- [Extracted information]

┄┄┄┄┄┄

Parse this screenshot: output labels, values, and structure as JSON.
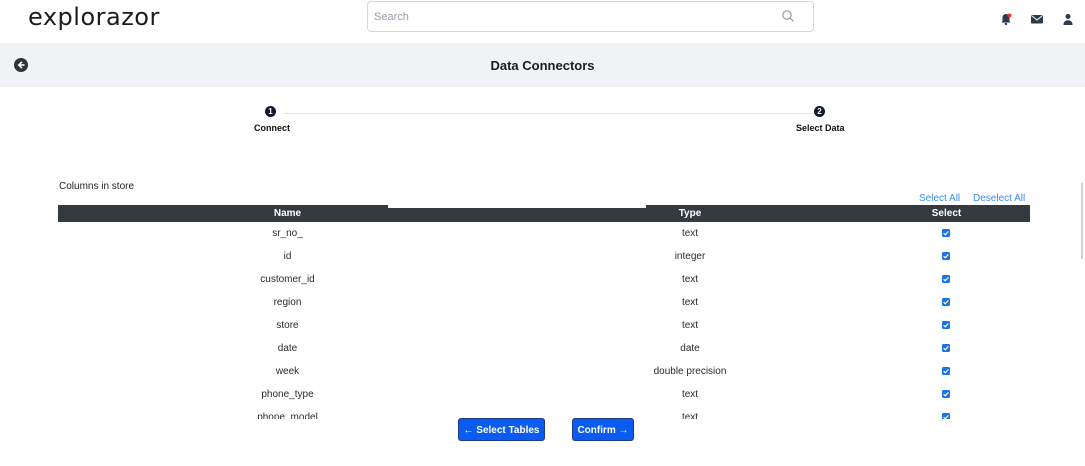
{
  "app": {
    "logo": "explorazor"
  },
  "search": {
    "placeholder": "Search"
  },
  "header_icons": [
    "notification-bell-icon",
    "mail-icon",
    "user-icon"
  ],
  "page": {
    "title": "Data Connectors"
  },
  "steps": [
    {
      "number": "1",
      "label": "Connect"
    },
    {
      "number": "2",
      "label": "Select Data"
    }
  ],
  "section": {
    "label": "Columns in store"
  },
  "actions": {
    "select_all": "Select All",
    "deselect_all": "Deselect All"
  },
  "table": {
    "headers": {
      "name": "Name",
      "type": "Type",
      "select": "Select"
    },
    "rows": [
      {
        "name": "sr_no_",
        "type": "text",
        "checked": true
      },
      {
        "name": "id",
        "type": "integer",
        "checked": true
      },
      {
        "name": "customer_id",
        "type": "text",
        "checked": true
      },
      {
        "name": "region",
        "type": "text",
        "checked": true
      },
      {
        "name": "store",
        "type": "text",
        "checked": true
      },
      {
        "name": "date",
        "type": "date",
        "checked": true
      },
      {
        "name": "week",
        "type": "double precision",
        "checked": true
      },
      {
        "name": "phone_type",
        "type": "text",
        "checked": true
      },
      {
        "name": "phone_model",
        "type": "text",
        "checked": true
      }
    ]
  },
  "buttons": {
    "back": "← Select Tables",
    "confirm": "Confirm →"
  },
  "colors": {
    "primary": "#0a5cf0",
    "header_dark": "#343a40",
    "link": "#3b8cf0",
    "checkbox": "#1a73e8"
  }
}
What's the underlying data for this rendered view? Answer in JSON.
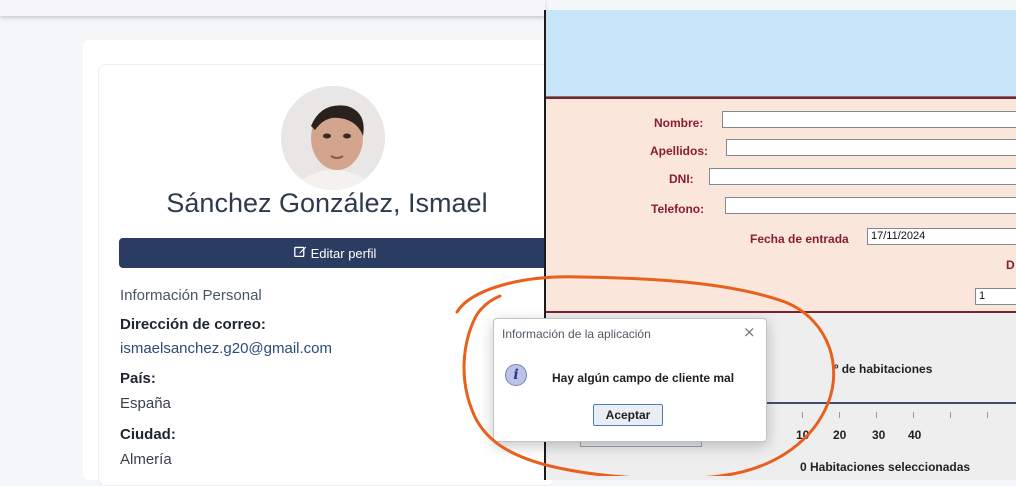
{
  "profile": {
    "name": "Sánchez González, Ismael",
    "edit_label": "Editar perfil",
    "section_title": "Información Personal",
    "email_label": "Dirección de correo:",
    "email_value": "ismaelsanchez.g20@gmail.com",
    "country_label": "País:",
    "country_value": "España",
    "city_label": "Ciudad:",
    "city_value": "Almería"
  },
  "form": {
    "nombre_label": "Nombre:",
    "apellidos_label": "Apellidos:",
    "dni_label": "DNI:",
    "telefono_label": "Telefono:",
    "nombre_value": "",
    "apellidos_value": "",
    "dni_value": "",
    "telefono_value": "",
    "fecha_label": "Fecha de entrada",
    "fecha_value": "17/11/2024",
    "partial_label": "D",
    "spinner_value": "1"
  },
  "rooms": {
    "count_label": "º de habitaciones",
    "ticks": [
      "10",
      "20",
      "30",
      "40"
    ],
    "selected_text": "0 Habitaciones seleccionadas"
  },
  "dialog": {
    "title": "Información de la aplicación",
    "close": "×",
    "icon_glyph": "i",
    "message": "Hay algún campo de cliente mal",
    "button": "Aceptar"
  },
  "colors": {
    "accent_button": "#2a3c62",
    "form_bg": "#fbe6dc",
    "form_label": "#8a1f2a",
    "top_panel": "#c7e5f8",
    "annotation": "#e8601c"
  },
  "icons": {
    "edit": "edit-icon",
    "info": "info-icon",
    "close": "close-icon"
  }
}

┄┄┄┄┄┄

Leave out the pictures, and extract exactly the lines from the one with "What's the underlying" through the end of the records, both ends included.

What's the underlying data for this rendered view? Answer in JSON.
{
  "profile": {
    "name": "Sánchez González, Ismael",
    "edit_label": "Editar perfil",
    "section_title": "Información Personal",
    "email_label": "Dirección de correo:",
    "email_value": "ismaelsanchez.g20@gmail.com",
    "country_label": "País:",
    "country_value": "España",
    "city_label": "Ciudad:",
    "city_value": "Almería"
  },
  "form": {
    "nombre_label": "Nombre:",
    "apellidos_label": "Apellidos:",
    "dni_label": "DNI:",
    "telefono_label": "Telefono:",
    "nombre_value": "",
    "apellidos_value": "",
    "dni_value": "",
    "telefono_value": "",
    "fecha_label": "Fecha de entrada",
    "fecha_value": "17/11/2024",
    "partial_label": "D",
    "spinner_value": "1"
  },
  "rooms": {
    "count_label": "º de habitaciones",
    "ticks": [
      "10",
      "20",
      "30",
      "40"
    ],
    "selected_text": "0 Habitaciones seleccionadas"
  },
  "dialog": {
    "title": "Información de la aplicación",
    "close": "×",
    "icon_glyph": "i",
    "message": "Hay algún campo de cliente mal",
    "button": "Aceptar"
  },
  "colors": {
    "accent_button": "#2a3c62",
    "form_bg": "#fbe6dc",
    "form_label": "#8a1f2a",
    "top_panel": "#c7e5f8",
    "annotation": "#e8601c"
  },
  "icons": {
    "edit": "edit-icon",
    "info": "info-icon",
    "close": "close-icon"
  }
}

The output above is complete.